* Problem statement: Only lines holding the string "ability" are wanted; copy each one from the material.

* Task inputs:
++++

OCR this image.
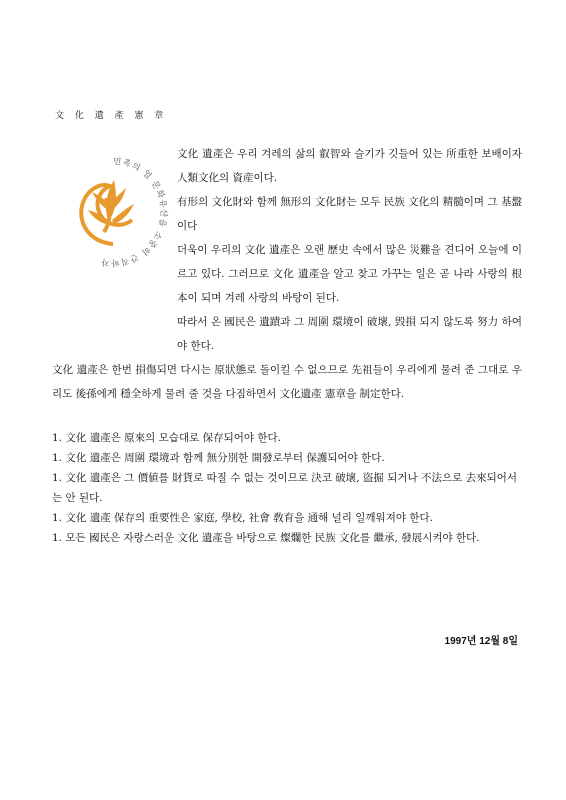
文 化 遺 產 憲 章
민족의 얼 문화유산을 소중히 간직하자

文化 遺產은 우리 겨레의 삶의 叡智와 슬기가 깃들어 있는 所重한 보배이자 人類文化의 資産이다.

有形의 文化財와 함께 無形의 文化財는 모두 民族 文化의 精髓이며 그 基盤이다

더욱이 우리의 文化 遺產은 오랜 歷史 속에서 많은 災難을 견디어 오늘에 이르고 있다. 그러므로 文化 遺產을 알고 찾고 가꾸는 일은 곧 나라 사랑의 根本이 되며 겨레 사랑의 바탕이 된다.

따라서 온 國民은 遺蹟과 그 周圍 環境이 破壞, 毁損 되지 않도록 努力 하여야 한다.

文化 遺產은 한번 損傷되면 다시는 原狀態로 돌이킬 수 없으므로 先祖들이 우리에게 물려 준 그대로 우리도 後孫에게 穩全하게 물려 줄 것을 다짐하면서 文化遺產 憲章을 制定한다.

1. 文化 遺產은 原來의 모습대로 保存되어야 한다.

1. 文化 遺產은 周圍 環境과 함께 無分別한 開發로부터 保護되어야 한다.

1. 文化 遺產은 그 價値를 財貨로 따질 수 없는 것이므로 決코 破壞, 盜掘 되거나 不法으로 去來되어서는 안 된다.

1. 文化 遺產 保存의 重要性은 家庭, 學校, 社會 敎育을 通해 널리 일깨워져야 한다.

1. 모든 國民은 자랑스러운 文化 遺產을 바탕으로 燦爛한 民族 文化를 繼承, 發展시켜야 한다.

1997년 12월 8일
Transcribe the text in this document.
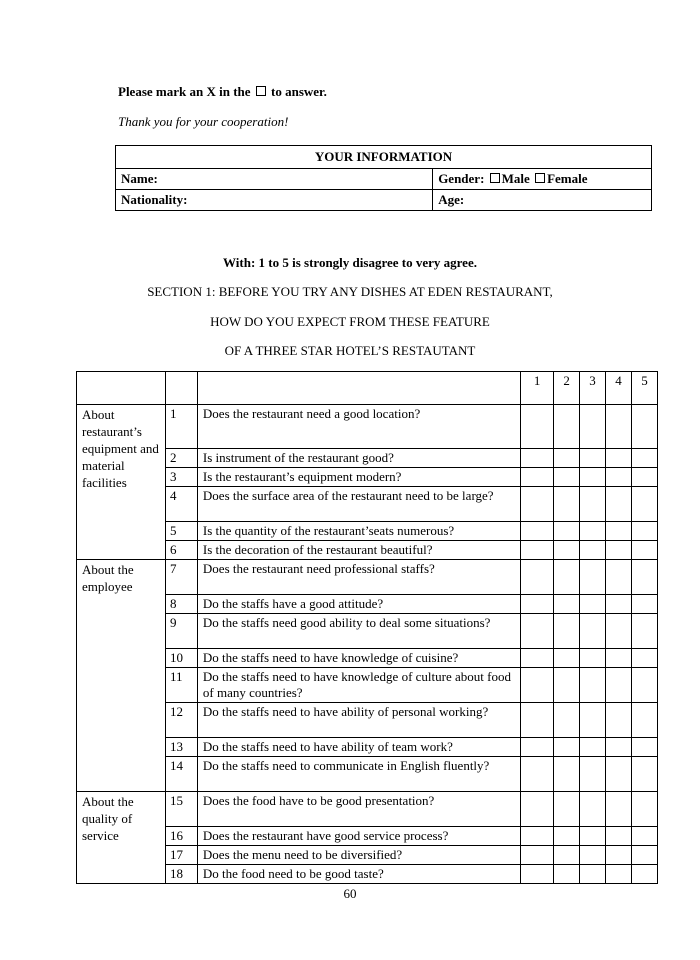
Please mark an X in the to answer.
Thank you for your cooperation!
YOUR INFORMATION	
Name:	Gender: Male Female
Nationality:	Age:
With: 1 to 5 is strongly disagree to very agree.
SECTION 1: BEFORE YOU TRY ANY DISHES AT EDEN RESTAURANT,
HOW DO YOU EXPECT FROM THESE FEATURE
OF A THREE STAR HOTEL’S RESTAUTANT
			1	2	3	4	5
About restaurant’s equipment and material facilities	1	Does the restaurant need a good location?					
	2	Is instrument of the restaurant good?					
	3	Is the restaurant’s equipment modern?					
	4	Does the surface area of the restaurant need to be large?					
	5	Is the quantity of the restaurant’seats numerous?					
	6	Is the decoration of the restaurant beautiful?					
About the employee	7	Does the restaurant need professional staffs?					
	8	Do the staffs have a good attitude?					
	9	Do the staffs need good ability to deal some situations?					
	10	Do the staffs need to have knowledge of cuisine?					
	11	Do the staffs need to have knowledge of culture about food of many countries?					
	12	Do the staffs need to have ability of personal working?					
	13	Do the staffs need to have ability of team work?					
	14	Do the staffs need to communicate in English fluently?					
About the quality of service	15	Does the food have to be good presentation?					
	16	Does the restaurant have good service process?					
	17	Does the menu need to be diversified?					
	18	Do the food need to be good taste?					
60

++++

* Task output:
	9	Do the staffs need good ability to deal some situations?					
	12	Do the staffs need to have ability of personal working?					
	13	Do the staffs need to have ability of team work?					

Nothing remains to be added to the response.